__TEXTO PROPORCIONADO__:
━━━━━━━━━━━━━━━━━━━━

La liturgia de la palabra de la Eucaristía de hoy nos propone textos que nos refieren a Cristo, el primero profetiza que el Mesías nacería en Belén y el Evangelio nos presenta la genealogía de Jesús y la gran figura de San José a quién se le revela que María ha concebido por obra del Espíritu Santo.
Cabe preguntarnos ¿por qué los textos se centran en Jesús, mientras estamos celebrando la Natividad de la Virgen María?
Imaginemos que en nuestro cumpleaños se habla del nacimiento de mi mamá, en vez de centrar la atención en la celebración del don de mi vida. Lo que pasa, es que la liturgia quiere explicitarnos que el nacimiento de la Virgen María está en orden al nacimiento de Cristo; es más, que María fue pensada por Dios para ser la mamá de Jesús y para que, por medio de ella, todo lo creado sea redimido en su Hijo Jesucristo, el Dios con nosotros.

Salvando las distancias, en cuanto a misión y en cuanto a plenitud de gracia, nuestra vida tampoco tiene sentido si no está referida a Cristo en todos los momentos de nuestra jornada. Su presencia y la virtud que cada uno de los misterios que él vivió en nuestra tierra, son los que nos dan la fuerza para vivirlos y sentido para ir superando cada momento y tendiendo hacia el fin que perseguimos.

━━━━━━━━━━━━━━━━━━━━

__REGISTROS DEL CONJUNTO__:
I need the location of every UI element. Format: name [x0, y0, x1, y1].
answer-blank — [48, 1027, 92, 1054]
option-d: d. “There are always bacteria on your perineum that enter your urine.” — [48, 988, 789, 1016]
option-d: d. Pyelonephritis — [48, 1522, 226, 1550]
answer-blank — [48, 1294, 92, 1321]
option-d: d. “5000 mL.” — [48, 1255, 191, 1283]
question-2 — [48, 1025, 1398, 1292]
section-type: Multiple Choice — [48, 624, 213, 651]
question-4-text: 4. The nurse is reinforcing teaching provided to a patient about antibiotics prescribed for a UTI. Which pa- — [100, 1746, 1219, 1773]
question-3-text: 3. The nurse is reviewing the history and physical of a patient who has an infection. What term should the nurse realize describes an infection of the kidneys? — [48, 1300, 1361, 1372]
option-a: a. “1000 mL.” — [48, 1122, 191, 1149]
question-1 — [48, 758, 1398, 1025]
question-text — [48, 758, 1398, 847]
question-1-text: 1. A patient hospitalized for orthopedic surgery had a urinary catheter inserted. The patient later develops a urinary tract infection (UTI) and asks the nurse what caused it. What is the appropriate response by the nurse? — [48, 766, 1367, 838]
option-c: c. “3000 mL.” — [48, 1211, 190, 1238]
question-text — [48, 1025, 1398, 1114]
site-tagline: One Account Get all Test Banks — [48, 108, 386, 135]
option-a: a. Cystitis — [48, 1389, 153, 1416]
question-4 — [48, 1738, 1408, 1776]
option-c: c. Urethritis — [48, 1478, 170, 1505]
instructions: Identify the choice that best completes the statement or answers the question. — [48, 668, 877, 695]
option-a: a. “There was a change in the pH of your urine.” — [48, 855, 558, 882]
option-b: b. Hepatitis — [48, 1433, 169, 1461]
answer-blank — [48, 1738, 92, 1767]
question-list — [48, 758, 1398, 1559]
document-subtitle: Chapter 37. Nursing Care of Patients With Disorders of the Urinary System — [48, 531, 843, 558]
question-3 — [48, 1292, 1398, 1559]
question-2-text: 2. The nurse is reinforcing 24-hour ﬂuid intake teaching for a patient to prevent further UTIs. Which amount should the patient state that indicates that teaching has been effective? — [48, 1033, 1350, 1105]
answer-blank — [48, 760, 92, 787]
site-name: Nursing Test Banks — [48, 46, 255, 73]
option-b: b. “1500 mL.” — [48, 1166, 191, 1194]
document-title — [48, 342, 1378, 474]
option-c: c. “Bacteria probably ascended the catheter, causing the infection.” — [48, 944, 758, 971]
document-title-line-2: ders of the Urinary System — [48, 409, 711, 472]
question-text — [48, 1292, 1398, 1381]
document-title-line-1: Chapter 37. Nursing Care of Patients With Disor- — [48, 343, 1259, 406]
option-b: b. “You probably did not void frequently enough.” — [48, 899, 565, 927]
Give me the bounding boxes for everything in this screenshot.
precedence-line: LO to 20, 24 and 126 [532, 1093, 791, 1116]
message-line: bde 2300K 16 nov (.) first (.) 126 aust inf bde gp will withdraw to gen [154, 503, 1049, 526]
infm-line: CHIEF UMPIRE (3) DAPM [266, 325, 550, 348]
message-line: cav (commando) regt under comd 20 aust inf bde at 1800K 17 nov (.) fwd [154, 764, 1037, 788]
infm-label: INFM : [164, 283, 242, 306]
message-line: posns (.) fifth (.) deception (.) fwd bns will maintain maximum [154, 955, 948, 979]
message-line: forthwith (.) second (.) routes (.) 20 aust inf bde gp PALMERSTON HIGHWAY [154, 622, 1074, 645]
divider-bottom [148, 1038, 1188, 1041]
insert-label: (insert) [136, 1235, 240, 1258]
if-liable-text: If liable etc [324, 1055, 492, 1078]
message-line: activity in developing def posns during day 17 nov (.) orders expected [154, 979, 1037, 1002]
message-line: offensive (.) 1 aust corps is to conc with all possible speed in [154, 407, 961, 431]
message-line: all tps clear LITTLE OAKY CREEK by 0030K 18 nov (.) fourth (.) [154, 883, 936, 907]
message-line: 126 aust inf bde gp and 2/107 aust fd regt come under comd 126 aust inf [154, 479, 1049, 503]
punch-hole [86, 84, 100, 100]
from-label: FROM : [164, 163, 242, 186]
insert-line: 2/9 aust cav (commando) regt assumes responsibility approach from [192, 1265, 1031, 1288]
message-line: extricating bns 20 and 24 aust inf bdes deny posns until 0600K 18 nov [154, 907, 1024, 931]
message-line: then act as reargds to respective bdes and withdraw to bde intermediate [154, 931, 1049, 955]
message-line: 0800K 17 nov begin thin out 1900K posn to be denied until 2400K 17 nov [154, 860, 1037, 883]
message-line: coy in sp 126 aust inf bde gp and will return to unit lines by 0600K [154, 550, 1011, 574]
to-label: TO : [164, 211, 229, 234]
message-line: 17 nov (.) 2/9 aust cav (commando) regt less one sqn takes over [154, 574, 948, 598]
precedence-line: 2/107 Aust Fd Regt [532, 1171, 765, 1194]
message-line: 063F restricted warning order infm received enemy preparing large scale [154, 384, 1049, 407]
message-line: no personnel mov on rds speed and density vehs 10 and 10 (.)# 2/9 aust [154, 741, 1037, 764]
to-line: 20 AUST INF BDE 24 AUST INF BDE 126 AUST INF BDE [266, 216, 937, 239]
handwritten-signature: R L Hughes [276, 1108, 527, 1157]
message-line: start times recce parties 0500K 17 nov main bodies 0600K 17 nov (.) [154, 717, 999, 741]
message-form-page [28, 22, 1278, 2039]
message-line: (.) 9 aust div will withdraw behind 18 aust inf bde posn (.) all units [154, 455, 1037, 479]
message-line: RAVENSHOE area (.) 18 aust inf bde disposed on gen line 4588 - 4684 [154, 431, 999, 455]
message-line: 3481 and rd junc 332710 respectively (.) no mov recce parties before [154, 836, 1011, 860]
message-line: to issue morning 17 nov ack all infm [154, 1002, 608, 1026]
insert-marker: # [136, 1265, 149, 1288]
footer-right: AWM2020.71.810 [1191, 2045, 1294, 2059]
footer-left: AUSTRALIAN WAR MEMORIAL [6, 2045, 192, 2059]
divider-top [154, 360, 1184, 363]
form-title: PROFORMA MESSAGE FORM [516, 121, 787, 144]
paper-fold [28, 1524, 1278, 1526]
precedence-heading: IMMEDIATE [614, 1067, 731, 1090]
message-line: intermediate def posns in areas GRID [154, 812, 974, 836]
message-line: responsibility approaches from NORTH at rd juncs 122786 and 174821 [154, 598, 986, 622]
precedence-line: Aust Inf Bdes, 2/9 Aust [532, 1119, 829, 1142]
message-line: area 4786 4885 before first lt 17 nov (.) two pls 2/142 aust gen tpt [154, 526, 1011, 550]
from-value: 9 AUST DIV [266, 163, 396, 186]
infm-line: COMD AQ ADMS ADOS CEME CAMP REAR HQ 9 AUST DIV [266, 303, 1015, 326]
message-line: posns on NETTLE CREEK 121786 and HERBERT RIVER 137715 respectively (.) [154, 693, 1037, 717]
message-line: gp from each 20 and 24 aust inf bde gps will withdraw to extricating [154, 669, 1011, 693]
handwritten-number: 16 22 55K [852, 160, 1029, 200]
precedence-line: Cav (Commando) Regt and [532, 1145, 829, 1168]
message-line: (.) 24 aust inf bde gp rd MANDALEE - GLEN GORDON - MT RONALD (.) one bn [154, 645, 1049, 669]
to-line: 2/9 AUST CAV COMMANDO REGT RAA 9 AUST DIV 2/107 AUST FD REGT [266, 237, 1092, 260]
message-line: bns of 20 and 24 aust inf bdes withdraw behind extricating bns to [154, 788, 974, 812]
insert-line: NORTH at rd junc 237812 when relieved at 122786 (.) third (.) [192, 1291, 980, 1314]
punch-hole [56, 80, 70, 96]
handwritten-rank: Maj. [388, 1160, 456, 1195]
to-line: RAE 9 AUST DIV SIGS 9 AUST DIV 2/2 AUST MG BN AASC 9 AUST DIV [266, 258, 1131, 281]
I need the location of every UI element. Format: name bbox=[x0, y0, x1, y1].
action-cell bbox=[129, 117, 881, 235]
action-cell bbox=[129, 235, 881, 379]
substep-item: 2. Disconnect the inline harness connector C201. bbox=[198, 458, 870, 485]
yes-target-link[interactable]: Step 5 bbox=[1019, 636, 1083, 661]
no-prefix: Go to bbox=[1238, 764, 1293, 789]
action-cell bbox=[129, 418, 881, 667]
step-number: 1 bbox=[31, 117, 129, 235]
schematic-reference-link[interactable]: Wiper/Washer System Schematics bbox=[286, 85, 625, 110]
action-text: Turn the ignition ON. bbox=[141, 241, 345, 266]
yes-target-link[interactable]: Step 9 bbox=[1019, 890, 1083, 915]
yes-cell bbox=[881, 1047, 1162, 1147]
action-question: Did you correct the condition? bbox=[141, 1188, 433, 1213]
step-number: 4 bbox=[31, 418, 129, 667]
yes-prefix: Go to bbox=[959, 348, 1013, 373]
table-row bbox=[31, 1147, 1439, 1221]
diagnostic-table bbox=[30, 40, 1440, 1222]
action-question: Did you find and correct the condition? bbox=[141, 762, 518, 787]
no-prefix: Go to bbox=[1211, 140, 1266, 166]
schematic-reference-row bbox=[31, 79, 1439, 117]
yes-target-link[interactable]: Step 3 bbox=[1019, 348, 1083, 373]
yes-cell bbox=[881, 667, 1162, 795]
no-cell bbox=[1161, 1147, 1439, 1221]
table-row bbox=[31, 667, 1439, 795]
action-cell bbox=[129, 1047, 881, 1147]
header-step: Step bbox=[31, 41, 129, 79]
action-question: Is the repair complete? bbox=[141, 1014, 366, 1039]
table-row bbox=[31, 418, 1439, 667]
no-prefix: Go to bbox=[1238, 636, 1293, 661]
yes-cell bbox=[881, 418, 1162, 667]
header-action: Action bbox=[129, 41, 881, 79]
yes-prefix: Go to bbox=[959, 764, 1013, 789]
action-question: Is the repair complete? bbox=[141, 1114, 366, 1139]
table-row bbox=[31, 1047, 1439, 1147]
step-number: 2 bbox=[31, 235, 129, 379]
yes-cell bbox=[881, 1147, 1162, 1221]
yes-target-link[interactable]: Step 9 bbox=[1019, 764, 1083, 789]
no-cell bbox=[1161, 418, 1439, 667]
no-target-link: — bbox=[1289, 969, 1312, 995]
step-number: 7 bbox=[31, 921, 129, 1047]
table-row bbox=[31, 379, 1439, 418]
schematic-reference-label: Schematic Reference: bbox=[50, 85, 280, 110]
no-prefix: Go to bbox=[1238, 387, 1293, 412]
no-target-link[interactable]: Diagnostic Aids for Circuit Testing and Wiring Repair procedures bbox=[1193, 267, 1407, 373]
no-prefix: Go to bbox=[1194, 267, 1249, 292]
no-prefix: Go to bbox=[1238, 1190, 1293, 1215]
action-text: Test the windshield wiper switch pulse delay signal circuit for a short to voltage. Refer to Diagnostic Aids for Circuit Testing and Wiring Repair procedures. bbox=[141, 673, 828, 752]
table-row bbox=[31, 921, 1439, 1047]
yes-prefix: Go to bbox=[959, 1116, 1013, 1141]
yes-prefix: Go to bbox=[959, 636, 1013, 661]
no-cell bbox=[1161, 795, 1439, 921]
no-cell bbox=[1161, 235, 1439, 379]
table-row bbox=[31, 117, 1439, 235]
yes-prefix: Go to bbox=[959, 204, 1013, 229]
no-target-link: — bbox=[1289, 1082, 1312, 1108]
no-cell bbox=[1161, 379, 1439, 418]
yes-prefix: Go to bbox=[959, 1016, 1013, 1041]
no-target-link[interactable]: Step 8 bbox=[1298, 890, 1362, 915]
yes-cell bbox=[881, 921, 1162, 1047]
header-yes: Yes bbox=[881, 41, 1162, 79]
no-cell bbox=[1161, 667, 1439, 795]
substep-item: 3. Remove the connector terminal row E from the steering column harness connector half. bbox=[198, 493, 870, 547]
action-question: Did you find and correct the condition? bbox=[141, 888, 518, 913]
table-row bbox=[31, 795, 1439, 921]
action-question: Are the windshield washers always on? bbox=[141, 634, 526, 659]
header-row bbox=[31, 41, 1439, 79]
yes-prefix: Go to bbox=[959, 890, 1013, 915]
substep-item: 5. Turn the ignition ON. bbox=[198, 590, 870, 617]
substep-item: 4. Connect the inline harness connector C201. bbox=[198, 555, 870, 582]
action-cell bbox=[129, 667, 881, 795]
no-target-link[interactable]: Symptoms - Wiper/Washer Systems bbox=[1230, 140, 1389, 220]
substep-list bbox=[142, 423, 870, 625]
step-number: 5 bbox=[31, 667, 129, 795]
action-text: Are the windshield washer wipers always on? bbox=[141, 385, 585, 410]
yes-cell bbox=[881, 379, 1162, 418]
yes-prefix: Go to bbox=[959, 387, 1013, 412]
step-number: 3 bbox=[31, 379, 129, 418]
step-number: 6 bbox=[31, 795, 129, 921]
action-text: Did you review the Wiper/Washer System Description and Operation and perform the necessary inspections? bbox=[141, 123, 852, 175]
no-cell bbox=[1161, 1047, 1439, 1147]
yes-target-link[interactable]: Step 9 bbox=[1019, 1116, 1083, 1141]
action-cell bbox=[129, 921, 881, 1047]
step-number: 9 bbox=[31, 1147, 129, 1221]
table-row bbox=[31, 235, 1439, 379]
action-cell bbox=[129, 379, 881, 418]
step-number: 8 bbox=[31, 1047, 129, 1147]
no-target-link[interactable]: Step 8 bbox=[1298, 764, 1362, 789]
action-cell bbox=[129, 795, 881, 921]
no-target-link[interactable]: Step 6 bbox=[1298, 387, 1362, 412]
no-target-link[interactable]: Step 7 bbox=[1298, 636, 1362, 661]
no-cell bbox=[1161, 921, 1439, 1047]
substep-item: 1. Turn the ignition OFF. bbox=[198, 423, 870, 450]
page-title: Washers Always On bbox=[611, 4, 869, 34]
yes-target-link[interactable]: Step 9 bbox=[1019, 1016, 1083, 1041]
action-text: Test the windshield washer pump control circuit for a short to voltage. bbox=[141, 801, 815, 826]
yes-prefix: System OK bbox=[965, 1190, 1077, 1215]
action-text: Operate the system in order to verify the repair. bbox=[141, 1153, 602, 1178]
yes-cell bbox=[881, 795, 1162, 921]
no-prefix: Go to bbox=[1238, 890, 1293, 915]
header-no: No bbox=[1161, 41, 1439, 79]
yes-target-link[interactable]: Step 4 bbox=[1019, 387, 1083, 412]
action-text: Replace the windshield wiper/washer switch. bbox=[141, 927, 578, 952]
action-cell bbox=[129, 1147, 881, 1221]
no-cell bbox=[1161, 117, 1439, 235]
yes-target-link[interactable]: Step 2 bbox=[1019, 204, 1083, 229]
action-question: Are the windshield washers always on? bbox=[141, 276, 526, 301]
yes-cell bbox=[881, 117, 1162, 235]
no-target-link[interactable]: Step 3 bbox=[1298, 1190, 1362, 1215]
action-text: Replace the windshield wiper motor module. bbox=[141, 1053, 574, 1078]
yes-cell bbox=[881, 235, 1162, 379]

━━━━━━━━━━━━━━━━━━━━

__TAREAS__:
A – Responde a partir del texto sobre la Natividad de la Virgen María:
(i) Según el primer texto de la liturgia, ¿dónde nacería el Mesías?
(ii) ¿Qué se le revela a San José en el Evangelio?
(iii) ¿Para qué fue pensada María por Dios?
B – Enumera todas las designaciones con que el texto sobre la Natividad de la Virgen María se refiere a Jesús, sin contar pronombres.
C – Prosigue el texto sobre la Natividad de la Virgen María a partir de su última oración.
El material es independiente del texto proporcionado.

__RESPUESTAS POR PUNTO__:
A –
(i) En Belén.
(ii) Que María ha concebido por obra del Espíritu Santo.
(iii) Para ser la mamá de Jesús y para que, por medio de ella, todo lo creado sea redimido en su Hijo Jesucristo.

B – Cristo; el Mesías; Jesús; su Hijo Jesucristo; el Dios con nosotros.

C –
Qué el nacimiento de la Virgen avive nuestra esperanza y su intercesión haga renacer la presencia de su Hijo en nuestro corazón. Él nos prometió estar con nosotros hasta el fin de los tiempos; que la Virgen nos ayude a ser conscientes de este gran don y nos enseñe a cultivar la amistad con él, de tal forma que cada día sea algo así como un nacimiento a una dimensión nueva en la relación con él.
Solo dejando que su vida vivifique nuestra pequeña vida, podemos llegar amar a Dios con todo el corazón, con todas las fuerzas con toda el alma y al prójimo como a nosotros mismos.
¡Y que, por medio de la oración materna de María, nazca en aquellos que aún no le conocen, el deseo de acercarse a Jesucristo!